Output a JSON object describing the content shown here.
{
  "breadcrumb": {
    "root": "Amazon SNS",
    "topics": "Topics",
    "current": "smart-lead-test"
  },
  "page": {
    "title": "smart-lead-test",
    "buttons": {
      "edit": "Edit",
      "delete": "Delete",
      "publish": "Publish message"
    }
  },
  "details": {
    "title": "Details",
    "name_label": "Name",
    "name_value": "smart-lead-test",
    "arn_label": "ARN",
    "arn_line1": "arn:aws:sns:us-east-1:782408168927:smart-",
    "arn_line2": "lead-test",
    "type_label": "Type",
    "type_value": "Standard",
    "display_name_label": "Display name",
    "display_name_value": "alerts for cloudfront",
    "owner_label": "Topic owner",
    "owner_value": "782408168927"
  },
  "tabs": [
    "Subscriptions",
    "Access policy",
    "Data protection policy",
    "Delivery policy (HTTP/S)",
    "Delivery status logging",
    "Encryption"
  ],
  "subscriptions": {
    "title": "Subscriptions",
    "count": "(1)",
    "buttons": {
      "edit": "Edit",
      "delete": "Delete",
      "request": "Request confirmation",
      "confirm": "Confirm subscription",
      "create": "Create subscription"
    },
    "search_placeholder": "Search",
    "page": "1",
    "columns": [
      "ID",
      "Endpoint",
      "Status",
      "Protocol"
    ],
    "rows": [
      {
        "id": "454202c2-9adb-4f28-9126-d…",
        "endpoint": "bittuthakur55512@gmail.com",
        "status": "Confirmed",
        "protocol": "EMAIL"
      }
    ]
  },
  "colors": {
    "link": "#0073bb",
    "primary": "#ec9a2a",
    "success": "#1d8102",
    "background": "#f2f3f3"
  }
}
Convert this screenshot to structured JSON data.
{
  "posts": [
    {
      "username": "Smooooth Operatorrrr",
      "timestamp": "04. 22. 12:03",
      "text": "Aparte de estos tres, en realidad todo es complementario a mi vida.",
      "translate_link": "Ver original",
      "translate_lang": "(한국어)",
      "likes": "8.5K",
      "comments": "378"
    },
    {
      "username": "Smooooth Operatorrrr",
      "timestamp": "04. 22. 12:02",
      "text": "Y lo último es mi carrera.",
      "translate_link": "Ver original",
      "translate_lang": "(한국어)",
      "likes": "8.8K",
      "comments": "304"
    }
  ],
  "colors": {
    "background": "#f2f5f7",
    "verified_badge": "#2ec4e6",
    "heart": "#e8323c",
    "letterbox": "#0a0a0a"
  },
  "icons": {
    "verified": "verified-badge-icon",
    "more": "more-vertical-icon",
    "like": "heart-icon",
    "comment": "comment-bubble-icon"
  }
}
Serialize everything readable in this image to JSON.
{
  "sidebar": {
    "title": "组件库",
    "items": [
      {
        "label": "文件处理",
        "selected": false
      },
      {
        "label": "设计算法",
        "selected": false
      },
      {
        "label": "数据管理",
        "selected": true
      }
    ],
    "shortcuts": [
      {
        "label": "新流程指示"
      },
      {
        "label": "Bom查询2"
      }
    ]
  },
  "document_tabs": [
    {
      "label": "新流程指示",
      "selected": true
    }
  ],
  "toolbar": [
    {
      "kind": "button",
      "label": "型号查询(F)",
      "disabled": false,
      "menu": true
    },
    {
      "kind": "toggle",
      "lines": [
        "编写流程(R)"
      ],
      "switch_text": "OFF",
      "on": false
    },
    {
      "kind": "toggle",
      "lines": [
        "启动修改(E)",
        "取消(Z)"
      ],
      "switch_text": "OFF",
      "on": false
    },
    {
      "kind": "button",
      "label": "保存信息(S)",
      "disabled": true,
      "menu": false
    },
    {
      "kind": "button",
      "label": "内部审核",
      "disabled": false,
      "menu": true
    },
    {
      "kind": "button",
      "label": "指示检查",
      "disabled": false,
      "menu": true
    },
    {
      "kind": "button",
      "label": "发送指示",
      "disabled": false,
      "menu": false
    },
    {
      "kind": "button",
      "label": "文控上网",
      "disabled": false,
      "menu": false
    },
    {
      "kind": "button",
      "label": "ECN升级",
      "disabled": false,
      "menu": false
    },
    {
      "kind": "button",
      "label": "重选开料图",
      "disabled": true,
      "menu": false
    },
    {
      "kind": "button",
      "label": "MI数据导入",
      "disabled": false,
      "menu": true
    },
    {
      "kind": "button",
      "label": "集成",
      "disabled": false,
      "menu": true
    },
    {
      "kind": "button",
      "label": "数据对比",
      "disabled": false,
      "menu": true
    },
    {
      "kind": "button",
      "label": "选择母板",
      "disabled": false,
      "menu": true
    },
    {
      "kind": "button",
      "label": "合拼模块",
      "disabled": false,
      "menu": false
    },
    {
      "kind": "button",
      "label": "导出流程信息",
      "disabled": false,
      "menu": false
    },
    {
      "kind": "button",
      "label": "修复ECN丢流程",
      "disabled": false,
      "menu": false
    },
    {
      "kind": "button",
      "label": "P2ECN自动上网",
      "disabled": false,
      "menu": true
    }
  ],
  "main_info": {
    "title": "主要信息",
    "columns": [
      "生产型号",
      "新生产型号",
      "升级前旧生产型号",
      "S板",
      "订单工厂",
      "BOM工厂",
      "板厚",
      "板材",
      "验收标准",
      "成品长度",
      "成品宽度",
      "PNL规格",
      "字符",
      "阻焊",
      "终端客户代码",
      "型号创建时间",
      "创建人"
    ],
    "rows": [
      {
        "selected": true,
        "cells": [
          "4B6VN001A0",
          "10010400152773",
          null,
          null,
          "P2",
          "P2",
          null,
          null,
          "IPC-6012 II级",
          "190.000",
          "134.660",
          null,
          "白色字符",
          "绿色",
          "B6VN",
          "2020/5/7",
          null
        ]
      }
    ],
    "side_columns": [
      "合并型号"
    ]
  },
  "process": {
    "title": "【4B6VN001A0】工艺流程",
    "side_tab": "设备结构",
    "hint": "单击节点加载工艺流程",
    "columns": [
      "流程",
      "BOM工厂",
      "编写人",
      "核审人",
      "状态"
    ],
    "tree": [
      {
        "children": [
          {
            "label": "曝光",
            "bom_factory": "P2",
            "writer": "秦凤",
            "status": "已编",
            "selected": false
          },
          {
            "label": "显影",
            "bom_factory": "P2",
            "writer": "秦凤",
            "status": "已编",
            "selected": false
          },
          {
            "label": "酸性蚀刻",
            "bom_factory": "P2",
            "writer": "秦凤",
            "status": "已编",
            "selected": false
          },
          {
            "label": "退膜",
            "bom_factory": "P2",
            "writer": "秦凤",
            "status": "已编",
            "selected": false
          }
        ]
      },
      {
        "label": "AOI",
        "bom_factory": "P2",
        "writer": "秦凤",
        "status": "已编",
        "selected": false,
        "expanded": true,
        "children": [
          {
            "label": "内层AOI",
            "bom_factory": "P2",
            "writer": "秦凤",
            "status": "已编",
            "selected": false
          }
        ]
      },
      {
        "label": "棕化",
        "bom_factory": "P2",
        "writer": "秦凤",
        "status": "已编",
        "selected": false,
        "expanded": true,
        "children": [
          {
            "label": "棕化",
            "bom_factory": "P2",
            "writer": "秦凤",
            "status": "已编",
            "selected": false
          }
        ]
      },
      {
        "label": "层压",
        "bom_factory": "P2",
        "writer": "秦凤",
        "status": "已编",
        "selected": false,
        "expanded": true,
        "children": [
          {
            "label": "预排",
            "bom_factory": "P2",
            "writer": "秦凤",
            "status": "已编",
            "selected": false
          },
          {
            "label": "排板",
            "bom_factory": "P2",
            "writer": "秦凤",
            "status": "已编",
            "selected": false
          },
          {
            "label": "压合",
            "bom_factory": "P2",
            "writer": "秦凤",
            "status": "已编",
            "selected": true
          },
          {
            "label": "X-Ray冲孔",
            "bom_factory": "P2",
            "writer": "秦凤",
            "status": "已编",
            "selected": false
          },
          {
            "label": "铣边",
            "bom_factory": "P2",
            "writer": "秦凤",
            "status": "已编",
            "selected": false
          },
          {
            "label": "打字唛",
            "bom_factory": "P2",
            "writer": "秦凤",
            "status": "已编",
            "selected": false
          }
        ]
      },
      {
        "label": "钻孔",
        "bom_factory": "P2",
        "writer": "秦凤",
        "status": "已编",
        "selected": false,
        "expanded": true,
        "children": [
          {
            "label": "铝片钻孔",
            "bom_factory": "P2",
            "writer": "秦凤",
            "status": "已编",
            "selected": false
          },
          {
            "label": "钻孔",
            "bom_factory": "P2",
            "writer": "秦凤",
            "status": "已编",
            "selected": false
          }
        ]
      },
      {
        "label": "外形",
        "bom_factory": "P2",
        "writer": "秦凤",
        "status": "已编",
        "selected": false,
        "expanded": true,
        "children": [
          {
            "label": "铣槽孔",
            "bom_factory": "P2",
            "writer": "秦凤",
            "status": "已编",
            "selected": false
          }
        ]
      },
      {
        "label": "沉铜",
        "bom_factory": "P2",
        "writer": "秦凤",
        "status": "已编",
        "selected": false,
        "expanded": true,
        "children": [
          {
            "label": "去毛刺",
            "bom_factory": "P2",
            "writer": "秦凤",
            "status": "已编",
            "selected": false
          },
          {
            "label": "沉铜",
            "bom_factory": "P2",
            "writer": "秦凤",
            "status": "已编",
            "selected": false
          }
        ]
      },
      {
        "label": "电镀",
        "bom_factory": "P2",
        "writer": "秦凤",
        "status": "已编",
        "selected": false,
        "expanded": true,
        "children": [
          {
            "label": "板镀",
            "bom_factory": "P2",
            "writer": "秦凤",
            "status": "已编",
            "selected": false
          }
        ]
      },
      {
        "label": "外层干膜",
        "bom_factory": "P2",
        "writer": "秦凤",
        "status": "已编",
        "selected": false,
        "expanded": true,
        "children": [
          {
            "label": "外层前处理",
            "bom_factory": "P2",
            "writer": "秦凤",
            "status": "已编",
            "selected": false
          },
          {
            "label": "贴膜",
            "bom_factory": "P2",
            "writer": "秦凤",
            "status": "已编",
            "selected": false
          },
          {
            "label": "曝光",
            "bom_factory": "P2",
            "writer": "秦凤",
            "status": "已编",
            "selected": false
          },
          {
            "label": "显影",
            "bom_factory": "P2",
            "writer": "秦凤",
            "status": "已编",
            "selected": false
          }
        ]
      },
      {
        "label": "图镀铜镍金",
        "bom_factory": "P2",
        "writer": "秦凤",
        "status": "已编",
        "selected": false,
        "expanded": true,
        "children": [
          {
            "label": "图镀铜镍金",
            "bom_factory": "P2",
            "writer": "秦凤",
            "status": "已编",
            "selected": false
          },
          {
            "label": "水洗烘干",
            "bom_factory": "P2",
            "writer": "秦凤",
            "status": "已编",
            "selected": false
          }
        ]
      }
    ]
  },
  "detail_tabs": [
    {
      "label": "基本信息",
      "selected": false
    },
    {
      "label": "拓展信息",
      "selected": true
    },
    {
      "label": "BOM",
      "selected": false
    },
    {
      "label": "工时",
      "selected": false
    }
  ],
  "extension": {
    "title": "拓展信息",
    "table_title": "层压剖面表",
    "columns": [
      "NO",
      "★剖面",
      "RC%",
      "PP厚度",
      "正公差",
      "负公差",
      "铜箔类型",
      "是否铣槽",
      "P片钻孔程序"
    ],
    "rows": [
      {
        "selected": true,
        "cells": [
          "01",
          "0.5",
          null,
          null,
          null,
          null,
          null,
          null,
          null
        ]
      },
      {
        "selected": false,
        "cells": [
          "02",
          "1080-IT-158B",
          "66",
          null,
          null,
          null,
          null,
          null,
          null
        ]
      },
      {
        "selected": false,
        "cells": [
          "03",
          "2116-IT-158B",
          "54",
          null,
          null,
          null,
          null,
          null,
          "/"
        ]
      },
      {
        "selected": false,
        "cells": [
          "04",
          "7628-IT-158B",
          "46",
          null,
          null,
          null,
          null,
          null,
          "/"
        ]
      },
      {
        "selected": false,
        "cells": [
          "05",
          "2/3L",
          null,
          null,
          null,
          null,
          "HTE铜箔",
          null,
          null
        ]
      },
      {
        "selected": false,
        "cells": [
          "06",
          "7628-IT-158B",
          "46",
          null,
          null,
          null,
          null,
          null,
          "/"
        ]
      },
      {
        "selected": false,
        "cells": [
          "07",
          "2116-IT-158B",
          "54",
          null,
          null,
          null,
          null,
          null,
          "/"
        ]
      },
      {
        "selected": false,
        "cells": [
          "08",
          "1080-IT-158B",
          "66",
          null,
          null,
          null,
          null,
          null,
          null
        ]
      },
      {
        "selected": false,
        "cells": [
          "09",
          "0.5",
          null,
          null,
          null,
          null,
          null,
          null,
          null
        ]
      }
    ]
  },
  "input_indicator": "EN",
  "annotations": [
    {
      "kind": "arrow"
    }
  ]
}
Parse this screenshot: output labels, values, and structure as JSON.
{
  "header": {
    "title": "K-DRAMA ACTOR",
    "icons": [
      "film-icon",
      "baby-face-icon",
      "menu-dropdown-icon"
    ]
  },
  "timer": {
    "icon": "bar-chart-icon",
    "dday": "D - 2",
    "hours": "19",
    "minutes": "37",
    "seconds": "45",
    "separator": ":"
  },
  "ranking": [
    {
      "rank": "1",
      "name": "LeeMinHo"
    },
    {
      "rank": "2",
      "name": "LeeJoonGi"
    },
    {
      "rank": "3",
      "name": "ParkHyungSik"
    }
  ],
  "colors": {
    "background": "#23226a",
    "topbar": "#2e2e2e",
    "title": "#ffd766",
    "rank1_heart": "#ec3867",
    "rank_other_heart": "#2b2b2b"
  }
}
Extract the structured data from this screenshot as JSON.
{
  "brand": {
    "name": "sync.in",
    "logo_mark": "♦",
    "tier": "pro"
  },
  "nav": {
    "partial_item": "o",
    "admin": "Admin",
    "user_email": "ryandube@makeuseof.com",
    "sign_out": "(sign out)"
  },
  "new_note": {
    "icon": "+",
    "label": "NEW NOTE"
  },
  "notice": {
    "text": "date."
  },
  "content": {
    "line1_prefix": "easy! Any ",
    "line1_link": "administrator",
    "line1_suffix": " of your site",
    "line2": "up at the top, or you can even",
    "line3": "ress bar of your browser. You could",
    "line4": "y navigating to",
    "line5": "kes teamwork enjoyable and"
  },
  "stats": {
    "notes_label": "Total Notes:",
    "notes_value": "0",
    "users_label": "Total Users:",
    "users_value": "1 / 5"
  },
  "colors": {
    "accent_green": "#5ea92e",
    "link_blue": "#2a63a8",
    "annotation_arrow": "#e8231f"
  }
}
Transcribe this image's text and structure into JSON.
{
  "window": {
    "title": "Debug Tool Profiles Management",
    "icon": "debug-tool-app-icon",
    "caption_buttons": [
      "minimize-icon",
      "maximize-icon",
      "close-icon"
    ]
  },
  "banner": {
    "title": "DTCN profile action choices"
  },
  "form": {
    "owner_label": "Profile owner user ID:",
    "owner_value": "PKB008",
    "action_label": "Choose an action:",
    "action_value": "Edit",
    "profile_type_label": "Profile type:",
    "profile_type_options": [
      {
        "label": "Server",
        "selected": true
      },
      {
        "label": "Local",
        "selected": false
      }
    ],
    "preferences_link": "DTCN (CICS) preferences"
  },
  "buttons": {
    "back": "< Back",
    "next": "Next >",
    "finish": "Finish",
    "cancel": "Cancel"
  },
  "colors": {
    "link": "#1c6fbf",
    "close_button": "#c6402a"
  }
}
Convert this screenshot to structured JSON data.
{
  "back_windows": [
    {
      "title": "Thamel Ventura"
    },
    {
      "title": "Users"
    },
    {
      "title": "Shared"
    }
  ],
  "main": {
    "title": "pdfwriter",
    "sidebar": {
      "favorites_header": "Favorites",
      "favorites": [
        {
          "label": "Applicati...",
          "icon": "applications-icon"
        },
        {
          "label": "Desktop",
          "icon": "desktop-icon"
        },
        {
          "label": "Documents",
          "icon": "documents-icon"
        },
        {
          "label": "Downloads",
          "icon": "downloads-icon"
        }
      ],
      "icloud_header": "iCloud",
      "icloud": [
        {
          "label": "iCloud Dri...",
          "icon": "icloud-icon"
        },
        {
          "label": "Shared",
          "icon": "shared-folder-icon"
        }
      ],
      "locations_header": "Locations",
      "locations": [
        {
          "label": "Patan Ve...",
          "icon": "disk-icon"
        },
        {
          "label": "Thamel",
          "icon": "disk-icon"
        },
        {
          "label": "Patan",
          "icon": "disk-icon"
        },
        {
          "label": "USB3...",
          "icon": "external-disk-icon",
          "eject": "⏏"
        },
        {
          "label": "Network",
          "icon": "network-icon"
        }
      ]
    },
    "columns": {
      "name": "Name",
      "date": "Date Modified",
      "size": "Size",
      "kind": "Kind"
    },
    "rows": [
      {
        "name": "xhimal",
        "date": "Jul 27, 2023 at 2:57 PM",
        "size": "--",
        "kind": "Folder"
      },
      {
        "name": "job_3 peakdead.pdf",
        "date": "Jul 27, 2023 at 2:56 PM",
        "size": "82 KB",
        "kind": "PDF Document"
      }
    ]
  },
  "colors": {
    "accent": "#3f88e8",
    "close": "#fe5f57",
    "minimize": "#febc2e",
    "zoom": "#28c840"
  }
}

_Problem to work on_
Return each line in the records that holds the string "timestamp".

_Solution for this problem_
      "timestamp": "04. 22. 12:03",
      "timestamp": "04. 22. 12:02",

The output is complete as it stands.